→ WHAT IS NEEDED
In your copy of the entries, please include no pictures and return every word exactly.

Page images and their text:
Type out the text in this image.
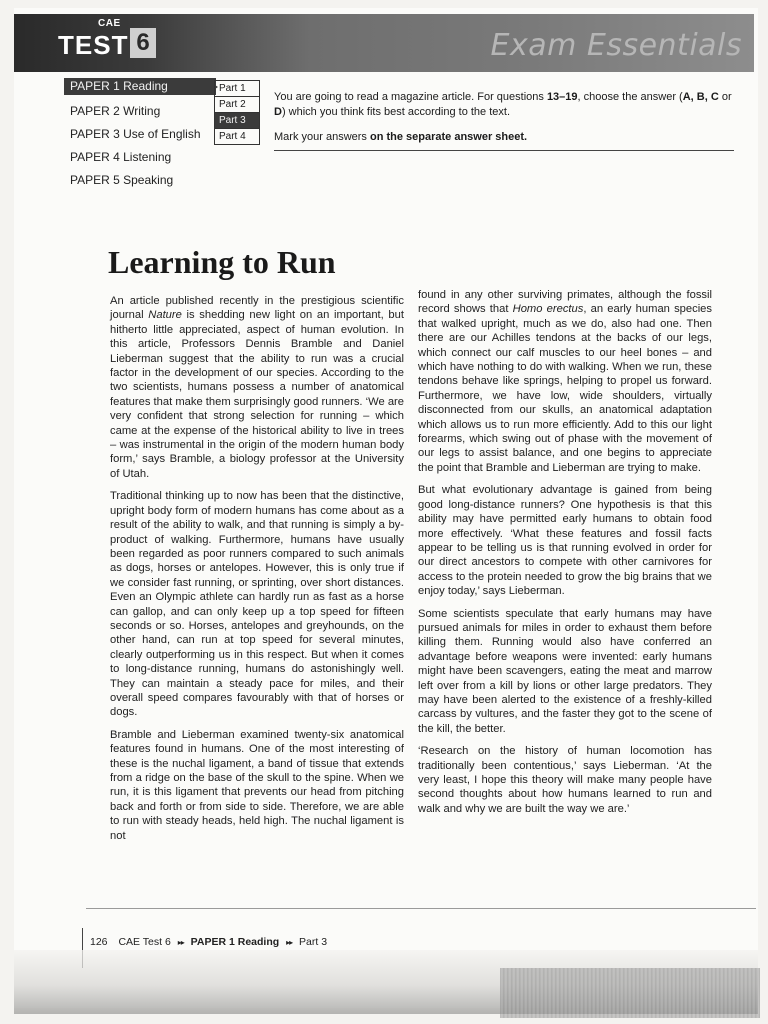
CAE
TEST 6	Exam Essentials
PAPER 1 Reading
PAPER 2 Writing
PAPER 3 Use of English
PAPER 4 Listening
PAPER 5 Speaking
Part 1
Part 2
Part 3
Part 4

You are going to read a magazine article. For questions 13–19, choose the answer (A, B, C or D) which you think fits best according to the text.

Mark your answers on the separate answer sheet.

Learning to Run

An article published recently in the prestigious scientific journal Nature is shedding new light on an important, but hitherto little appreciated, aspect of human evolution. In this article, Professors Dennis Bramble and Daniel Lieberman suggest that the ability to run was a crucial factor in the development of our species. According to the two scientists, humans possess a number of anatomical features that make them surprisingly good runners. ‘We are very confident that strong selection for running – which came at the expense of the historical ability to live in trees – was instrumental in the origin of the modern human body form,’ says Bramble, a biology professor at the University of Utah.

Traditional thinking up to now has been that the distinctive, upright body form of modern humans has come about as a result of the ability to walk, and that running is simply a by-product of walking. Furthermore, humans have usually been regarded as poor runners compared to such animals as dogs, horses or antelopes. However, this is only true if we consider fast running, or sprinting, over short distances. Even an Olympic athlete can hardly run as fast as a horse can gallop, and can only keep up a top speed for fifteen seconds or so. Horses, antelopes and greyhounds, on the other hand, can run at top speed for several minutes, clearly outperforming us in this respect. But when it comes to long-distance running, humans do astonishingly well. They can maintain a steady pace for miles, and their overall speed compares favourably with that of horses or dogs.

Bramble and Lieberman examined twenty-six anatomical features found in humans. One of the most interesting of these is the nuchal ligament, a band of tissue that extends from a ridge on the base of the skull to the spine. When we run, it is this ligament that prevents our head from pitching back and forth or from side to side. Therefore, we are able to run with steady heads, held high. The nuchal ligament is not

found in any other surviving primates, although the fossil record shows that Homo erectus, an early human species that walked upright, much as we do, also had one. Then there are our Achilles tendons at the backs of our legs, which connect our calf muscles to our heel bones – and which have nothing to do with walking. When we run, these tendons behave like springs, helping to propel us forward. Furthermore, we have low, wide shoulders, virtually disconnected from our skulls, an anatomical adaptation which allows us to run more efficiently. Add to this our light forearms, which swing out of phase with the movement of our legs to assist balance, and one begins to appreciate the point that Bramble and Lieberman are trying to make.

But what evolutionary advantage is gained from being good long-distance runners? One hypothesis is that this ability may have permitted early humans to obtain food more effectively. ‘What these features and fossil facts appear to be telling us is that running evolved in order for our direct ancestors to compete with other carnivores for access to the protein needed to grow the big brains that we enjoy today,’ says Lieberman.

Some scientists speculate that early humans may have pursued animals for miles in order to exhaust them before killing them. Running would also have conferred an advantage before weapons were invented: early humans might have been scavengers, eating the meat and marrow left over from a kill by lions or other large predators. They may have been alerted to the existence of a freshly-killed carcass by vultures, and the faster they got to the scene of the kill, the better.

‘Research on the history of human locomotion has traditionally been contentious,’ says Lieberman. ‘At the very least, I hope this theory will make many people have second thoughts about how humans learned to run and walk and why we are built the way we are.’

126 CAE Test 6 ▸▸ PAPER 1 Reading ▸▸ Part 3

→ ANSWER SPACE
Type out the text in this image.
CAE
TEST 6	Exam Essentials
PAPER 1 Reading
PAPER 2 Writing
PAPER 3 Use of English
PAPER 4 Listening
PAPER 5 Speaking
Part 1
Part 2
Part 3
Part 4

You are going to read a magazine article. For questions 13–19, choose the answer (A, B, C or D) which you think fits best according to the text.

Mark your answers on the separate answer sheet.

Learning to Run

An article published recently in the prestigious scientific journal Nature is shedding new light on an important, but hitherto little appreciated, aspect of human evolution. In this article, Professors Dennis Bramble and Daniel Lieberman suggest that the ability to run was a crucial factor in the development of our species. According to the two scientists, humans possess a number of anatomical features that make them surprisingly good runners. ‘We are very confident that strong selection for running – which came at the expense of the historical ability to live in trees – was instrumental in the origin of the modern human body form,’ says Bramble, a biology professor at the University of Utah.

Traditional thinking up to now has been that the distinctive, upright body form of modern humans has come about as a result of the ability to walk, and that running is simply a by-product of walking. Furthermore, humans have usually been regarded as poor runners compared to such animals as dogs, horses or antelopes. However, this is only true if we consider fast running, or sprinting, over short distances. Even an Olympic athlete can hardly run as fast as a horse can gallop, and can only keep up a top speed for fifteen seconds or so. Horses, antelopes and greyhounds, on the other hand, can run at top speed for several minutes, clearly outperforming us in this respect. But when it comes to long-distance running, humans do astonishingly well. They can maintain a steady pace for miles, and their overall speed compares favourably with that of horses or dogs.

Bramble and Lieberman examined twenty-six anatomical features found in humans. One of the most interesting of these is the nuchal ligament, a band of tissue that extends from a ridge on the base of the skull to the spine. When we run, it is this ligament that prevents our head from pitching back and forth or from side to side. Therefore, we are able to run with steady heads, held high. The nuchal ligament is not

found in any other surviving primates, although the fossil record shows that Homo erectus, an early human species that walked upright, much as we do, also had one. Then there are our Achilles tendons at the backs of our legs, which connect our calf muscles to our heel bones – and which have nothing to do with walking. When we run, these tendons behave like springs, helping to propel us forward. Furthermore, we have low, wide shoulders, virtually disconnected from our skulls, an anatomical adaptation which allows us to run more efficiently. Add to this our light forearms, which swing out of phase with the movement of our legs to assist balance, and one begins to appreciate the point that Bramble and Lieberman are trying to make.

But what evolutionary advantage is gained from being good long-distance runners? One hypothesis is that this ability may have permitted early humans to obtain food more effectively. ‘What these features and fossil facts appear to be telling us is that running evolved in order for our direct ancestors to compete with other carnivores for access to the protein needed to grow the big brains that we enjoy today,’ says Lieberman.

Some scientists speculate that early humans may have pursued animals for miles in order to exhaust them before killing them. Running would also have conferred an advantage before weapons were invented: early humans might have been scavengers, eating the meat and marrow left over from a kill by lions or other large predators. They may have been alerted to the existence of a freshly-killed carcass by vultures, and the faster they got to the scene of the kill, the better.

‘Research on the history of human locomotion has traditionally been contentious,’ says Lieberman. ‘At the very least, I hope this theory will make many people have second thoughts about how humans learned to run and walk and why we are built the way we are.’

126 CAE Test 6 ▸▸ PAPER 1 Reading ▸▸ Part 3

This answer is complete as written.